- [Working data]:
- - -

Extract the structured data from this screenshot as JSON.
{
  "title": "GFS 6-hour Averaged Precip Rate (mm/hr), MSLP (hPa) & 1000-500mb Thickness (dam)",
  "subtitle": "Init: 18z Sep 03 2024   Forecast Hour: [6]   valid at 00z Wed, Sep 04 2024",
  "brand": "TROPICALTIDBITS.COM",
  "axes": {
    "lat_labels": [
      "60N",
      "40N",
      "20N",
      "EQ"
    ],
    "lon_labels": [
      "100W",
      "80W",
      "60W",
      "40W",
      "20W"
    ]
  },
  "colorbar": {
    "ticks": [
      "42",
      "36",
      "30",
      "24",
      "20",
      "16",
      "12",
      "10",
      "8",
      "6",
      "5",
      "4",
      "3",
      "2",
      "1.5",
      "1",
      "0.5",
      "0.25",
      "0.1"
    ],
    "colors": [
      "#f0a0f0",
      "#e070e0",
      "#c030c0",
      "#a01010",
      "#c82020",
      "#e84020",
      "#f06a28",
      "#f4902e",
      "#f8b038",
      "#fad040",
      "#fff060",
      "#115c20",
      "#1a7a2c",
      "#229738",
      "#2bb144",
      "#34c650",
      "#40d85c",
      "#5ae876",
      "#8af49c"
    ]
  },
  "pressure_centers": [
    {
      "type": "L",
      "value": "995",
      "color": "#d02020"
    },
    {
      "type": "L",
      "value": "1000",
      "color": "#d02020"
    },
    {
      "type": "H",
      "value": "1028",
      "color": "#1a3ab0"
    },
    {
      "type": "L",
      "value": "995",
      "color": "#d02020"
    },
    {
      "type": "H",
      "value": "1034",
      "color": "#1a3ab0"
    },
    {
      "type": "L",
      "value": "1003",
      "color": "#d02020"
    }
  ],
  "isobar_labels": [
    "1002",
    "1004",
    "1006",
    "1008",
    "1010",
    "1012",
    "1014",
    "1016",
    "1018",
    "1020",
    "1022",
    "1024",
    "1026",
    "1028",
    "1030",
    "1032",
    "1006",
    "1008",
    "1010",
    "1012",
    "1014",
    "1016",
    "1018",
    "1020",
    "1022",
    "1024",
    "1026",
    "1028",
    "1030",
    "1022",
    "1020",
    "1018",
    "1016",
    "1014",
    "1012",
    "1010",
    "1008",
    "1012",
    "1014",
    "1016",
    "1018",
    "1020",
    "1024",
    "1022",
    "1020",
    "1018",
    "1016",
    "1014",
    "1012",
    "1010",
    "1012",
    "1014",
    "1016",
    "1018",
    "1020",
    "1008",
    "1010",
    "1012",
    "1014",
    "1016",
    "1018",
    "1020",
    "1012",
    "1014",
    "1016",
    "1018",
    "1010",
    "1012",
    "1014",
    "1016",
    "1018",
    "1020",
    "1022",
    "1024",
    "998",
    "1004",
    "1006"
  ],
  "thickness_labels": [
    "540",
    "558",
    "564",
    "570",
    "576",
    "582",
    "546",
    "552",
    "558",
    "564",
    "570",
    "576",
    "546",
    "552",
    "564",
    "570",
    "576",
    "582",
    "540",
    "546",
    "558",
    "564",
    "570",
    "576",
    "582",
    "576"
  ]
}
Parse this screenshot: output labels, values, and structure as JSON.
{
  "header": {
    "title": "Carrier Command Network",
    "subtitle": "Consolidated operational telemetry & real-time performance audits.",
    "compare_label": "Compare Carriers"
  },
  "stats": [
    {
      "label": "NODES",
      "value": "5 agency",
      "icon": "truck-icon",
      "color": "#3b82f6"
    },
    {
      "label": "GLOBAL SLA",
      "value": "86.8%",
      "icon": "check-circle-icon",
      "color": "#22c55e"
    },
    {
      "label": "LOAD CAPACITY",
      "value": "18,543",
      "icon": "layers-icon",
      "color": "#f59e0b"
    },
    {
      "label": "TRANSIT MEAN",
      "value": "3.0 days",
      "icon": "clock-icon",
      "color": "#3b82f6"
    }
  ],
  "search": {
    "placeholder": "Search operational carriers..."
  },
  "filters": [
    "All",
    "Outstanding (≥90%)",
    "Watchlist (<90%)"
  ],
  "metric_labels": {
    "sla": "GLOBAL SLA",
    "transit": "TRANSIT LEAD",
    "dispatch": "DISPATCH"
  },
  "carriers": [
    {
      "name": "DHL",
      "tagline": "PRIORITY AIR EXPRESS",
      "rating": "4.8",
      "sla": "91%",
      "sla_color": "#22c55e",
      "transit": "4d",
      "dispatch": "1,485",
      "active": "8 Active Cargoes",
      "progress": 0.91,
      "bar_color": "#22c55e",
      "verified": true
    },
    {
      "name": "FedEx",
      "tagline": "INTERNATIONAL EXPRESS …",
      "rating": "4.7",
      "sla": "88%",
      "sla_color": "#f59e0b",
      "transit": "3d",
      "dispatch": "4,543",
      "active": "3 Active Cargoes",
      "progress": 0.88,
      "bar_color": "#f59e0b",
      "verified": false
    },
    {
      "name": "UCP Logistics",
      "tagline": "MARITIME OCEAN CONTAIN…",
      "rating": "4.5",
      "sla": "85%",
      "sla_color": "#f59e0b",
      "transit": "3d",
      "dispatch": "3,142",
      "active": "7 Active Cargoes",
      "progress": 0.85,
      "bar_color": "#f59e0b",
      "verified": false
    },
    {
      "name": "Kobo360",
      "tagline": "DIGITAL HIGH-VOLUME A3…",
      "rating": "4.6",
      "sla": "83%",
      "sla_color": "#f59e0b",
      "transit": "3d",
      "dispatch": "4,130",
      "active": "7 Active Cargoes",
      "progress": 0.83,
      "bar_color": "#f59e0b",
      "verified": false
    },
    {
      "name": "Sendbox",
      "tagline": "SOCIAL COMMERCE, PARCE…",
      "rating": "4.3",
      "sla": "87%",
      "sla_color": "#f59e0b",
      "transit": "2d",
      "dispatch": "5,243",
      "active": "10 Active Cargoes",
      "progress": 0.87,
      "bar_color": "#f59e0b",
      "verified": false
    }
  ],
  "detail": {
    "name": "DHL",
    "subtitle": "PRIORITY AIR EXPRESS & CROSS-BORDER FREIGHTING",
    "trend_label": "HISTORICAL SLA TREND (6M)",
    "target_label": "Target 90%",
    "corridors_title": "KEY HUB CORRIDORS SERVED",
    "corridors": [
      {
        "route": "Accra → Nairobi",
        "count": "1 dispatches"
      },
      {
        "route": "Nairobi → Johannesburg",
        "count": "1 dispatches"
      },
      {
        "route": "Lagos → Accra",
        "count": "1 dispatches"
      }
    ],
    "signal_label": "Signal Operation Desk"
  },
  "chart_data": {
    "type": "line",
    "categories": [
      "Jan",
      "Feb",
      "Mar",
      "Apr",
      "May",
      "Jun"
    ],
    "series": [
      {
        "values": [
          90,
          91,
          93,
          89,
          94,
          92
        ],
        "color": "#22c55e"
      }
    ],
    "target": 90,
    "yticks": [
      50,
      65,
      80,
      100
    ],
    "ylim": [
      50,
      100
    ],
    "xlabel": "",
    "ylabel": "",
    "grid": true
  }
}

- - -

- [Set task]: From the data above, extract every line in its exact form.

- [Written reply]:
Extract the structured data from this screenshot as JSON.
{
  "title": "GFS 6-hour Averaged Precip Rate (mm/hr), MSLP (hPa) & 1000-500mb Thickness (dam)",
  "subtitle": "Init: 18z Sep 03 2024   Forecast Hour: [6]   valid at 00z Wed, Sep 04 2024",
  "brand": "TROPICALTIDBITS.COM",
  "axes": {
    "lat_labels": [
      "60N",
      "40N",
      "20N",
      "EQ"
    ],
    "lon_labels": [
      "100W",
      "80W",
      "60W",
      "40W",
      "20W"
    ]
  },
  "colorbar": {
    "ticks": [
      "42",
      "36",
      "30",
      "24",
      "20",
      "16",
      "12",
      "10",
      "8",
      "6",
      "5",
      "4",
      "3",
      "2",
      "1.5",
      "1",
      "0.5",
      "0.25",
      "0.1"
    ],
    "colors": [
      "#f0a0f0",
      "#e070e0",
      "#c030c0",
      "#a01010",
      "#c82020",
      "#e84020",
      "#f06a28",
      "#f4902e",
      "#f8b038",
      "#fad040",
      "#fff060",
      "#115c20",
      "#1a7a2c",
      "#229738",
      "#2bb144",
      "#34c650",
      "#40d85c",
      "#5ae876",
      "#8af49c"
    ]
  },
  "pressure_centers": [
    {
      "type": "L",
      "value": "995",
      "color": "#d02020"
    },
    {
      "type": "L",
      "value": "1000",
      "color": "#d02020"
    },
    {
      "type": "H",
      "value": "1028",
      "color": "#1a3ab0"
    },
    {
      "type": "L",
      "value": "995",
      "color": "#d02020"
    },
    {
      "type": "H",
      "value": "1034",
      "color": "#1a3ab0"
    },
    {
      "type": "L",
      "value": "1003",
      "color": "#d02020"
    }
  ],
  "isobar_labels": [
    "1002",
    "1004",
    "1006",
    "1008",
    "1010",
    "1012",
    "1014",
    "1016",
    "1018",
    "1020",
    "1022",
    "1024",
    "1026",
    "1028",
    "1030",
    "1032",
    "1006",
    "1008",
    "1010",
    "1012",
    "1014",
    "1016",
    "1018",
    "1020",
    "1022",
    "1024",
    "1026",
    "1028",
    "1030",
    "1022",
    "1020",
    "1018",
    "1016",
    "1014",
    "1012",
    "1010",
    "1008",
    "1012",
    "1014",
    "1016",
    "1018",
    "1020",
    "1024",
    "1022",
    "1020",
    "1018",
    "1016",
    "1014",
    "1012",
    "1010",
    "1012",
    "1014",
    "1016",
    "1018",
    "1020",
    "1008",
    "1010",
    "1012",
    "1014",
    "1016",
    "1018",
    "1020",
    "1012",
    "1014",
    "1016",
    "1018",
    "1010",
    "1012",
    "1014",
    "1016",
    "1018",
    "1020",
    "1022",
    "1024",
    "998",
    "1004",
    "1006"
  ],
  "thickness_labels": [
    "540",
    "558",
    "564",
    "570",
    "576",
    "582",
    "546",
    "552",
    "558",
    "564",
    "570",
    "576",
    "546",
    "552",
    "564",
    "570",
    "576",
    "582",
    "540",
    "546",
    "558",
    "564",
    "570",
    "576",
    "582",
    "576"
  ]
}
Parse this screenshot: output labels, values, and structure as JSON.
{
  "header": {
    "title": "Carrier Command Network",
    "subtitle": "Consolidated operational telemetry & real-time performance audits.",
    "compare_label": "Compare Carriers"
  },
  "stats": [
    {
      "label": "NODES",
      "value": "5 agency",
      "icon": "truck-icon",
      "color": "#3b82f6"
    },
    {
      "label": "GLOBAL SLA",
      "value": "86.8%",
      "icon": "check-circle-icon",
      "color": "#22c55e"
    },
    {
      "label": "LOAD CAPACITY",
      "value": "18,543",
      "icon": "layers-icon",
      "color": "#f59e0b"
    },
    {
      "label": "TRANSIT MEAN",
      "value": "3.0 days",
      "icon": "clock-icon",
      "color": "#3b82f6"
    }
  ],
  "search": {
    "placeholder": "Search operational carriers..."
  },
  "filters": [
    "All",
    "Outstanding (≥90%)",
    "Watchlist (<90%)"
  ],
  "metric_labels": {
    "sla": "GLOBAL SLA",
    "transit": "TRANSIT LEAD",
    "dispatch": "DISPATCH"
  },
  "carriers": [
    {
      "name": "DHL",
      "tagline": "PRIORITY AIR EXPRESS",
      "rating": "4.8",
      "sla": "91%",
      "sla_color": "#22c55e",
      "transit": "4d",
      "dispatch": "1,485",
      "active": "8 Active Cargoes",
      "progress": 0.91,
      "bar_color": "#22c55e",
      "verified": true
    },
    {
      "name": "FedEx",
      "tagline": "INTERNATIONAL EXPRESS …",
      "rating": "4.7",
      "sla": "88%",
      "sla_color": "#f59e0b",
      "transit": "3d",
      "dispatch": "4,543",
      "active": "3 Active Cargoes",
      "progress": 0.88,
      "bar_color": "#f59e0b",
      "verified": false
    },
    {
      "name": "UCP Logistics",
      "tagline": "MARITIME OCEAN CONTAIN…",
      "rating": "4.5",
      "sla": "85%",
      "sla_color": "#f59e0b",
      "transit": "3d",
      "dispatch": "3,142",
      "active": "7 Active Cargoes",
      "progress": 0.85,
      "bar_color": "#f59e0b",
      "verified": false
    },
    {
      "name": "Kobo360",
      "tagline": "DIGITAL HIGH-VOLUME A3…",
      "rating": "4.6",
      "sla": "83%",
      "sla_color": "#f59e0b",
      "transit": "3d",
      "dispatch": "4,130",
      "active": "7 Active Cargoes",
      "progress": 0.83,
      "bar_color": "#f59e0b",
      "verified": false
    },
    {
      "name": "Sendbox",
      "tagline": "SOCIAL COMMERCE, PARCE…",
      "rating": "4.3",
      "sla": "87%",
      "sla_color": "#f59e0b",
      "transit": "2d",
      "dispatch": "5,243",
      "active": "10 Active Cargoes",
      "progress": 0.87,
      "bar_color": "#f59e0b",
      "verified": false
    }
  ],
  "detail": {
    "name": "DHL",
    "subtitle": "PRIORITY AIR EXPRESS & CROSS-BORDER FREIGHTING",
    "trend_label": "HISTORICAL SLA TREND (6M)",
    "target_label": "Target 90%",
    "corridors_title": "KEY HUB CORRIDORS SERVED",
    "corridors": [
      {
        "route": "Accra → Nairobi",
        "count": "1 dispatches"
      },
      {
        "route": "Nairobi → Johannesburg",
        "count": "1 dispatches"
      },
      {
        "route": "Lagos → Accra",
        "count": "1 dispatches"
      }
    ],
    "signal_label": "Signal Operation Desk"
  },
  "chart_data": {
    "type": "line",
    "categories": [
      "Jan",
      "Feb",
      "Mar",
      "Apr",
      "May",
      "Jun"
    ],
    "series": [
      {
        "values": [
          90,
          91,
          93,
          89,
          94,
          92
        ],
        "color": "#22c55e"
      }
    ],
    "target": 90,
    "yticks": [
      50,
      65,
      80,
      100
    ],
    "ylim": [
      50,
      100
    ],
    "xlabel": "",
    "ylabel": "",
    "grid": true
  }
}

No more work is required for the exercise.